Exercise aim:
Quote the data below in full, minus the images.

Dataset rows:

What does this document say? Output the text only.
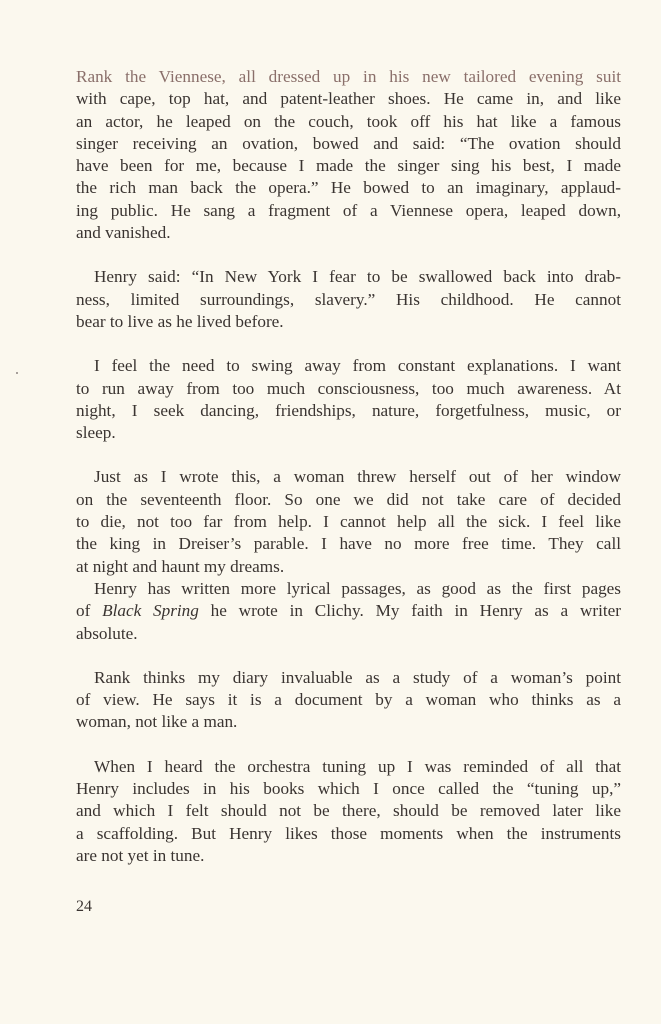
Rank the Viennese, all dressed up in his new tailored evening suit
with cape, top hat, and patent-leather shoes. He came in, and like
an actor, he leaped on the couch, took off his hat like a famous
singer receiving an ovation, bowed and said: “The ovation should
have been for me, because I made the singer sing his best, I made
the rich man back the opera.” He bowed to an imaginary, applaud-
ing public. He sang a fragment of a Viennese opera, leaped down,
and vanished.

Henry said: “In New York I fear to be swallowed back into drab-
ness, limited surroundings, slavery.” His childhood. He cannot
bear to live as he lived before.

I feel the need to swing away from constant explanations. I want
to run away from too much consciousness, too much awareness. At
night, I seek dancing, friendships, nature, forgetfulness, music, or
sleep.

Just as I wrote this, a woman threw herself out of her window
on the seventeenth floor. So one we did not take care of decided
to die, not too far from help. I cannot help all the sick. I feel like
the king in Dreiser’s parable. I have no more free time. They call
at night and haunt my dreams.

Henry has written more lyrical passages, as good as the first pages
of Black Spring he wrote in Clichy. My faith in Henry as a writer
absolute.

Rank thinks my diary invaluable as a study of a woman’s point
of view. He says it is a document by a woman who thinks as a
woman, not like a man.

When I heard the orchestra tuning up I was reminded of all that
Henry includes in his books which I once called the “tuning up,”
and which I felt should not be there, should be removed later like
a scaffolding. But Henry likes those moments when the instruments
are not yet in tune.

24
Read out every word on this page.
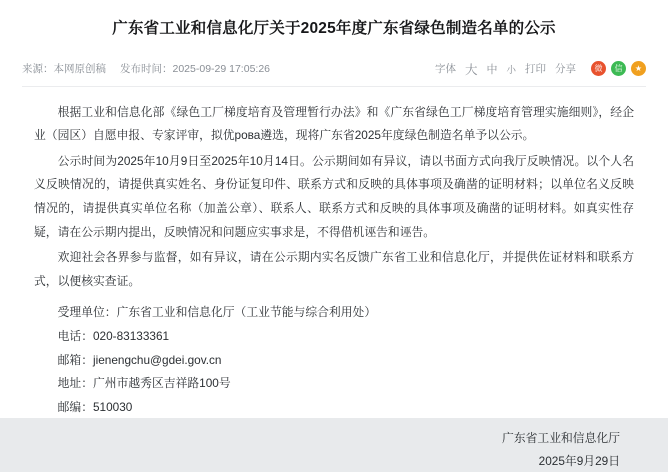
广东省工业和信息化厅关于2025年度广东省绿色制造名单的公示
来源：本网原创稿 发布时间：2025-09-29 17:05:26	字体 大 中 小 打印 分享	微	信	★

根据工业和信息化部《绿色工厂梯度培育及管理暂行办法》和《广东省绿色工厂梯度培育管理实施细则》，经企业（园区）自愿申报、专家评审，拟优рова遴选，现将广东省2025年度绿色制造名单予以公示。

公示时间为2025年10月9日至2025年10月14日。公示期间如有异议，请以书面方式向我厅反映情况。以个人名义反映情况的，请提供真实姓名、身份证复印件、联系方式和反映的具体事项及确凿的证明材料；以单位名义反映情况的，请提供真实单位名称（加盖公章）、联系人、联系方式和反映的具体事项及确凿的证明材料。如真实性存疑，请在公示期内提出，反映情况和问题应实事求是，不得借机诬告和诬告。

欢迎社会各界参与监督，如有异议，请在公示期内实名反馈广东省工业和信息化厅，并提供佐证材料和联系方式，以便核实查证。

受理单位：广东省工业和信息化厅（工业节能与综合利用处）

电话：020-83133361

邮箱：jienengchu@gdei.gov.cn

地址：广州市越秀区吉祥路100号

邮编：510030

广东省工业和信息化厅

2025年9月29日
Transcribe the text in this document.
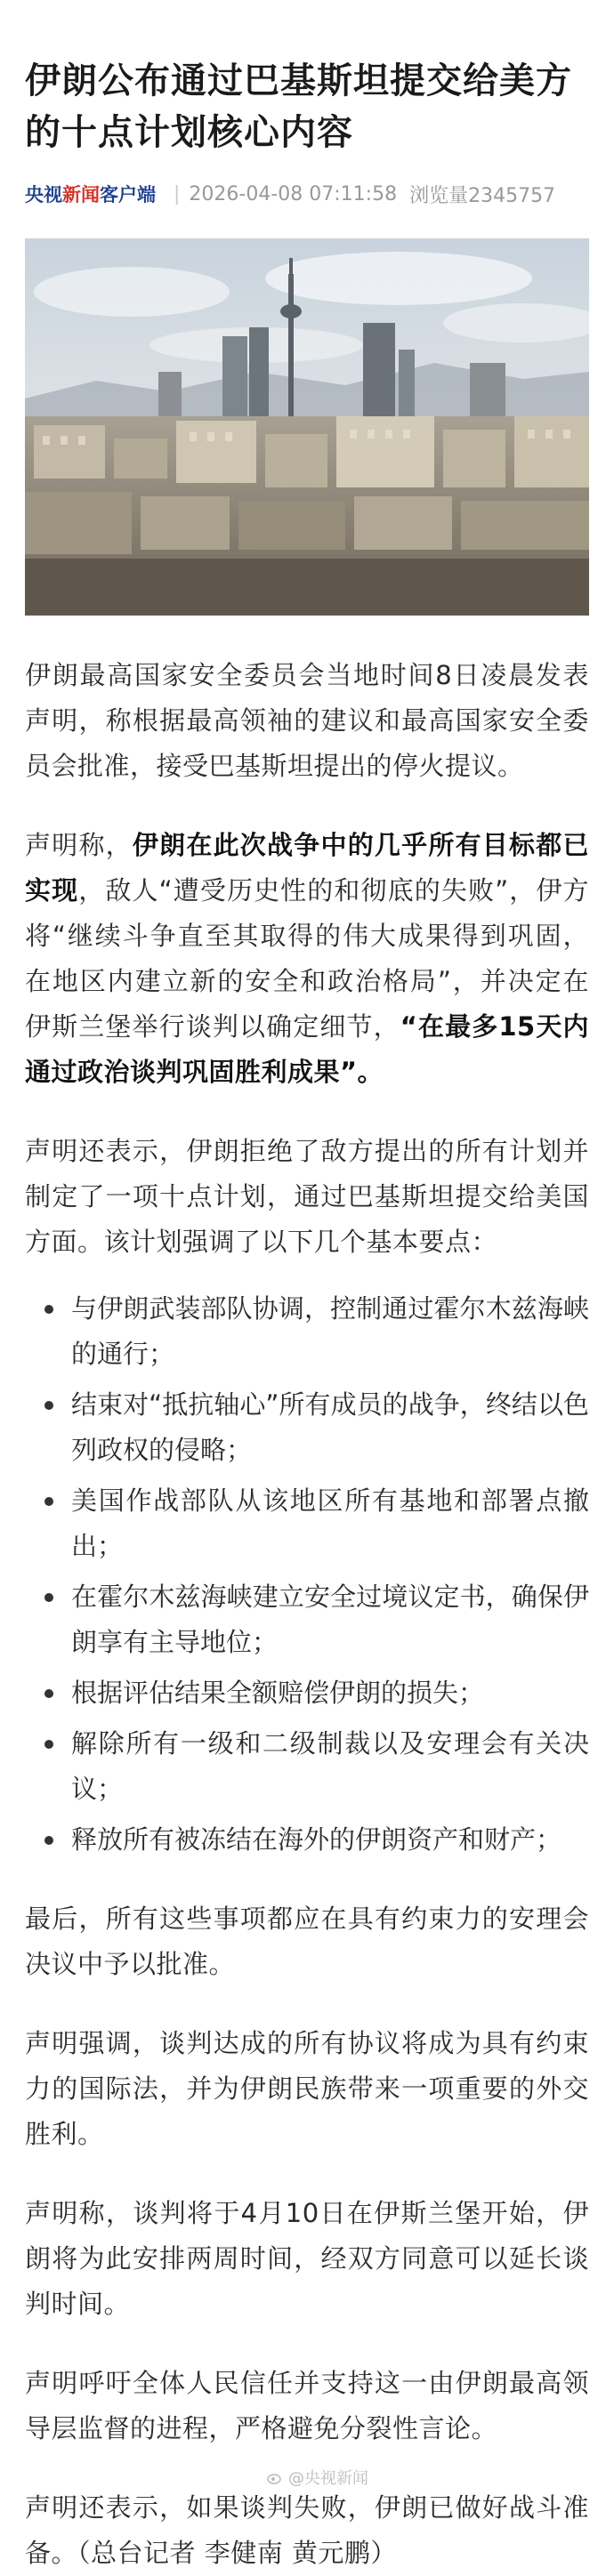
伊朗公布通过巴基斯坦提交给美方的十点计划核心内容
央视新闻客户端 | 2026-04-08 07:11:58 浏览量2345757

伊朗最高国家安全委员会当地时间8日凌晨发表声明，称根据最高领袖的建议和最高国家安全委员会批准，接受巴基斯坦提出的停火提议。

声明称，伊朗在此次战争中的几乎所有目标都已实现，敌人“遭受历史性的和彻底的失败”，伊方将“继续斗争直至其取得的伟大成果得到巩固，在地区内建立新的安全和政治格局”，并决定在伊斯兰堡举行谈判以确定细节，“在最多15天内通过政治谈判巩固胜利成果”。

声明还表示，伊朗拒绝了敌方提出的所有计划并制定了一项十点计划，通过巴基斯坦提交给美国方面。该计划强调了以下几个基本要点：

与伊朗武装部队协调，控制通过霍尔木兹海峡的通行；
结束对“抵抗轴心”所有成员的战争，终结以色列政权的侵略；
美国作战部队从该地区所有基地和部署点撤出；
在霍尔木兹海峡建立安全过境议定书，确保伊朗享有主导地位；
根据评估结果全额赔偿伊朗的损失；
解除所有一级和二级制裁以及安理会有关决议；
释放所有被冻结在海外的伊朗资产和财产；

最后，所有这些事项都应在具有约束力的安理会决议中予以批准。

声明强调，谈判达成的所有协议将成为具有约束力的国际法，并为伊朗民族带来一项重要的外交胜利。

声明称，谈判将于4月10日在伊斯兰堡开始，伊朗将为此安排两周时间，经双方同意可以延长谈判时间。

声明呼吁全体人民信任并支持这一由伊朗最高领导层监督的进程，严格避免分裂性言论。

声明还表示，如果谈判失败，伊朗已做好战斗准备。（总台记者 李健南 黄元鹏）

@央视新闻
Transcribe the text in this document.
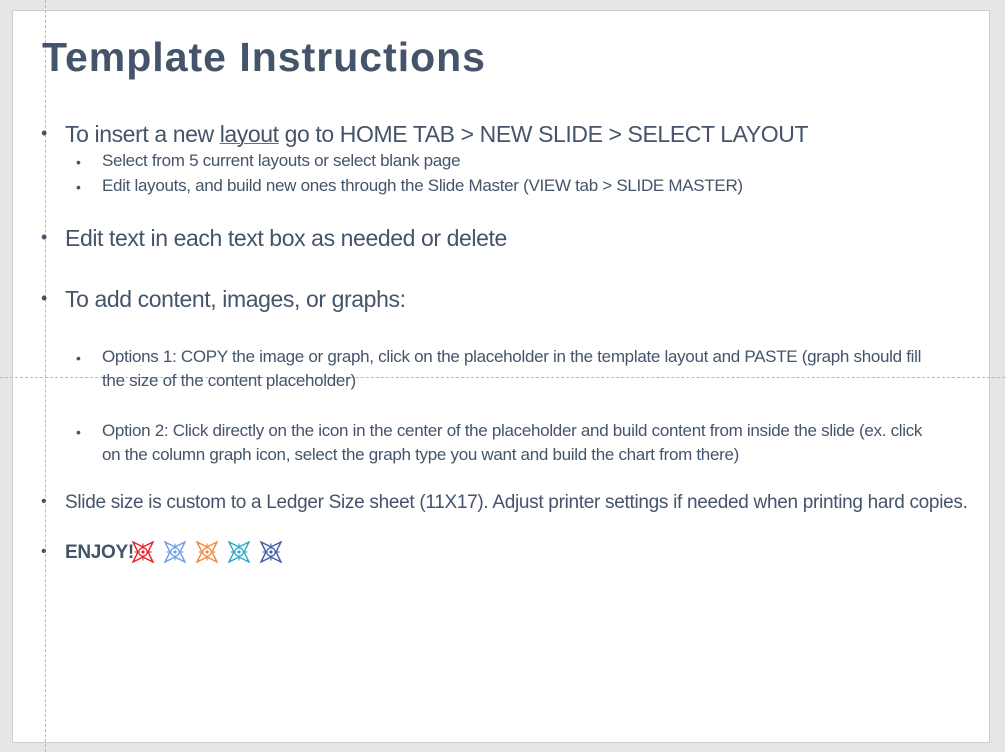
Template Instructions
• To insert a new layout go to HOME TAB > NEW SLIDE > SELECT LAYOUT
• Select from 5 current layouts or select blank page
• Edit layouts, and build new ones through the Slide Master (VIEW tab > SLIDE MASTER)
• Edit text in each text box as needed or delete
• To add content, images, or graphs:
• Options 1: COPY the image or graph, click on the placeholder in the template layout and PASTE (graph should fill the size of the content placeholder)
• Option 2: Click directly on the icon in the center of the placeholder and build content from inside the slide (ex. click on the column graph icon, select the graph type you want and build the chart from there)
• Slide size is custom to a Ledger Size sheet (11X17). Adjust printer settings if needed when printing hard copies.
• ENJOY!
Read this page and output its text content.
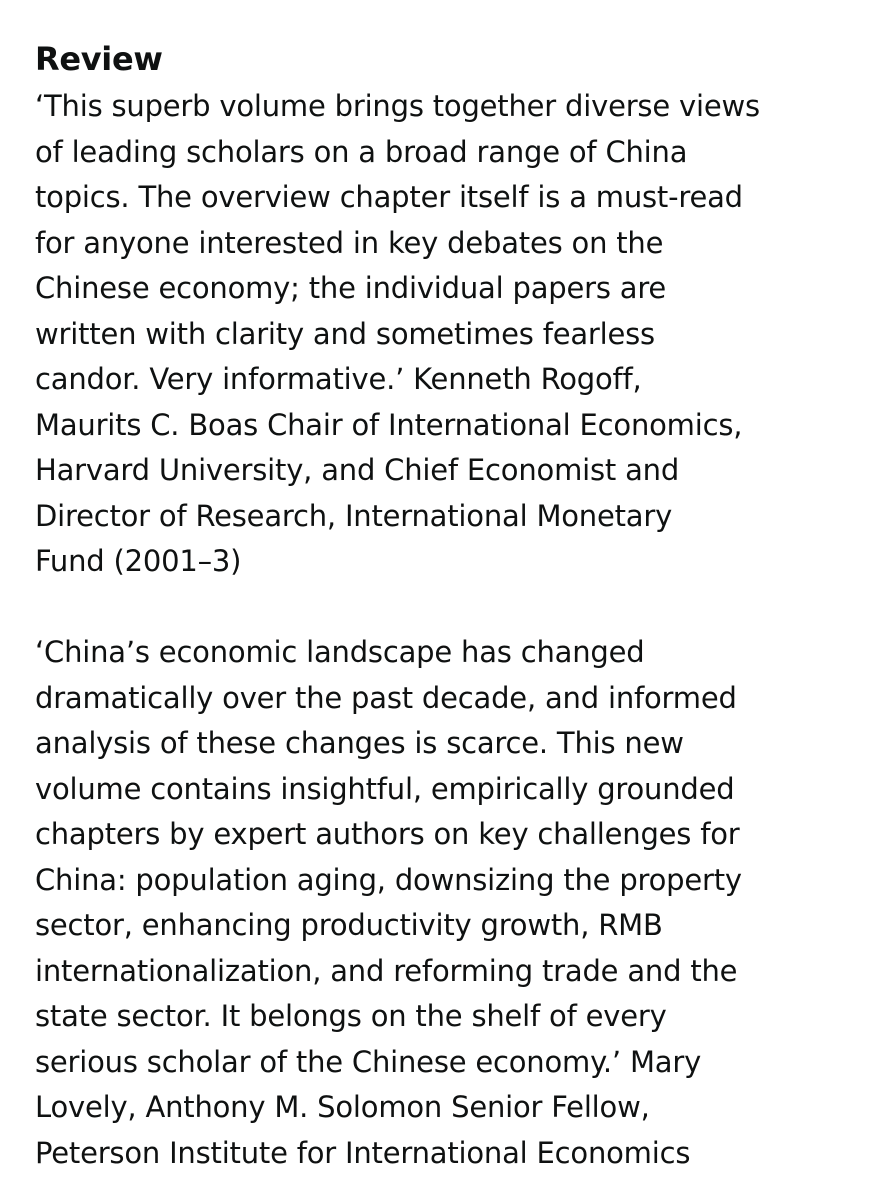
Review
‘This superb volume brings together diverse views
of leading scholars on a broad range of China
topics. The overview chapter itself is a must-read
for anyone interested in key debates on the
Chinese economy; the individual papers are
written with clarity and sometimes fearless
candor. Very informative.’ Kenneth Rogoff,
Maurits C. Boas Chair of International Economics,
Harvard University, and Chief Economist and
Director of Research, International Monetary
Fund (2001–3)
‘China’s economic landscape has changed
dramatically over the past decade, and informed
analysis of these changes is scarce. This new
volume contains insightful, empirically grounded
chapters by expert authors on key challenges for
China: population aging, downsizing the property
sector, enhancing productivity growth, RMB
internationalization, and reforming trade and the
state sector. It belongs on the shelf of every
serious scholar of the Chinese economy.’ Mary
Lovely, Anthony M. Solomon Senior Fellow,
Peterson Institute for International Economics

Output below:
What does this document say? Output the text only.
Rank the Viennese, all dressed up in his new tailored evening suit
with cape, top hat, and patent-leather shoes. He came in, and like
an actor, he leaped on the couch, took off his hat like a famous
singer receiving an ovation, bowed and said: “The ovation should
have been for me, because I made the singer sing his best, I made
the rich man back the opera.” He bowed to an imaginary, applaud-
ing public. He sang a fragment of a Viennese opera, leaped down,
and vanished.

Henry said: “In New York I fear to be swallowed back into drab-
ness, limited surroundings, slavery.” His childhood. He cannot
bear to live as he lived before.

I feel the need to swing away from constant explanations. I want
to run away from too much consciousness, too much awareness. At
night, I seek dancing, friendships, nature, forgetfulness, music, or
sleep.

Just as I wrote this, a woman threw herself out of her window
on the seventeenth floor. So one we did not take care of decided
to die, not too far from help. I cannot help all the sick. I feel like
the king in Dreiser’s parable. I have no more free time. They call
at night and haunt my dreams.

Henry has written more lyrical passages, as good as the first pages
of Black Spring he wrote in Clichy. My faith in Henry as a writer
absolute.

Rank thinks my diary invaluable as a study of a woman’s point
of view. He says it is a document by a woman who thinks as a
woman, not like a man.

When I heard the orchestra tuning up I was reminded of all that
Henry includes in his books which I once called the “tuning up,”
and which I felt should not be there, should be removed later like
a scaffolding. But Henry likes those moments when the instruments
are not yet in tune.

24
Read out every word on this page.
广东省工业和信息化厅关于2025年度广东省绿色制造名单的公示
来源：本网原创稿 发布时间：2025-09-29 17:05:26	字体 大 中 小 打印 分享	微	信	★

根据工业和信息化部《绿色工厂梯度培育及管理暂行办法》和《广东省绿色工厂梯度培育管理实施细则》，经企业（园区）自愿申报、专家评审，拟优рова遴选，现将广东省2025年度绿色制造名单予以公示。

公示时间为2025年10月9日至2025年10月14日。公示期间如有异议，请以书面方式向我厅反映情况。以个人名义反映情况的，请提供真实姓名、身份证复印件、联系方式和反映的具体事项及确凿的证明材料；以单位名义反映情况的，请提供真实单位名称（加盖公章）、联系人、联系方式和反映的具体事项及确凿的证明材料。如真实性存疑，请在公示期内提出，反映情况和问题应实事求是，不得借机诬告和诬告。

欢迎社会各界参与监督，如有异议，请在公示期内实名反馈广东省工业和信息化厅，并提供佐证材料和联系方式，以便核实查证。

受理单位：广东省工业和信息化厅（工业节能与综合利用处）

电话：020-83133361

邮箱：jienengchu@gdei.gov.cn

地址：广州市越秀区吉祥路100号

邮编：510030

广东省工业和信息化厅

2025年9月29日
Transcribe the text in this document.
伊朗公布通过巴基斯坦提交给美方的十点计划核心内容
央视新闻客户端 | 2026-04-08 07:11:58 浏览量2345757

伊朗最高国家安全委员会当地时间8日凌晨发表声明，称根据最高领袖的建议和最高国家安全委员会批准，接受巴基斯坦提出的停火提议。

声明称，伊朗在此次战争中的几乎所有目标都已实现，敌人“遭受历史性的和彻底的失败”，伊方将“继续斗争直至其取得的伟大成果得到巩固，在地区内建立新的安全和政治格局”，并决定在伊斯兰堡举行谈判以确定细节，“在最多15天内通过政治谈判巩固胜利成果”。

声明还表示，伊朗拒绝了敌方提出的所有计划并制定了一项十点计划，通过巴基斯坦提交给美国方面。该计划强调了以下几个基本要点：

与伊朗武装部队协调，控制通过霍尔木兹海峡的通行；
结束对“抵抗轴心”所有成员的战争，终结以色列政权的侵略；
美国作战部队从该地区所有基地和部署点撤出；
在霍尔木兹海峡建立安全过境议定书，确保伊朗享有主导地位；
根据评估结果全额赔偿伊朗的损失；
解除所有一级和二级制裁以及安理会有关决议；
释放所有被冻结在海外的伊朗资产和财产；

最后，所有这些事项都应在具有约束力的安理会决议中予以批准。

声明强调，谈判达成的所有协议将成为具有约束力的国际法，并为伊朗民族带来一项重要的外交胜利。

声明称，谈判将于4月10日在伊斯兰堡开始，伊朗将为此安排两周时间，经双方同意可以延长谈判时间。

声明呼吁全体人民信任并支持这一由伊朗最高领导层监督的进程，严格避免分裂性言论。

声明还表示，如果谈判失败，伊朗已做好战斗准备。（总台记者 李健南 黄元鹏）

@央视新闻
Transcribe the text in this document.
Template Instructions
• To insert a new layout go to HOME TAB > NEW SLIDE > SELECT LAYOUT
• Select from 5 current layouts or select blank page
• Edit layouts, and build new ones through the Slide Master (VIEW tab > SLIDE MASTER)
• Edit text in each text box as needed or delete
• To add content, images, or graphs:
• Options 1: COPY the image or graph, click on the placeholder in the template layout and PASTE (graph should fill the size of the content placeholder)
• Option 2: Click directly on the icon in the center of the placeholder and build content from inside the slide (ex. click on the column graph icon, select the graph type you want and build the chart from there)
• Slide size is custom to a Ledger Size sheet (11X17). Adjust printer settings if needed when printing hard copies.
• ENJOY!
Read this page and output its text content.
Review
‘This superb volume brings together diverse views
of leading scholars on a broad range of China
topics. The overview chapter itself is a must-read
for anyone interested in key debates on the
Chinese economy; the individual papers are
written with clarity and sometimes fearless
candor. Very informative.’ Kenneth Rogoff,
Maurits C. Boas Chair of International Economics,
Harvard University, and Chief Economist and
Director of Research, International Monetary
Fund (2001–3)
‘China’s economic landscape has changed
dramatically over the past decade, and informed
analysis of these changes is scarce. This new
volume contains insightful, empirically grounded
chapters by expert authors on key challenges for
China: population aging, downsizing the property
sector, enhancing productivity growth, RMB
internationalization, and reforming trade and the
state sector. It belongs on the shelf of every
serious scholar of the Chinese economy.’ Mary
Lovely, Anthony M. Solomon Senior Fellow,
Peterson Institute for International Economics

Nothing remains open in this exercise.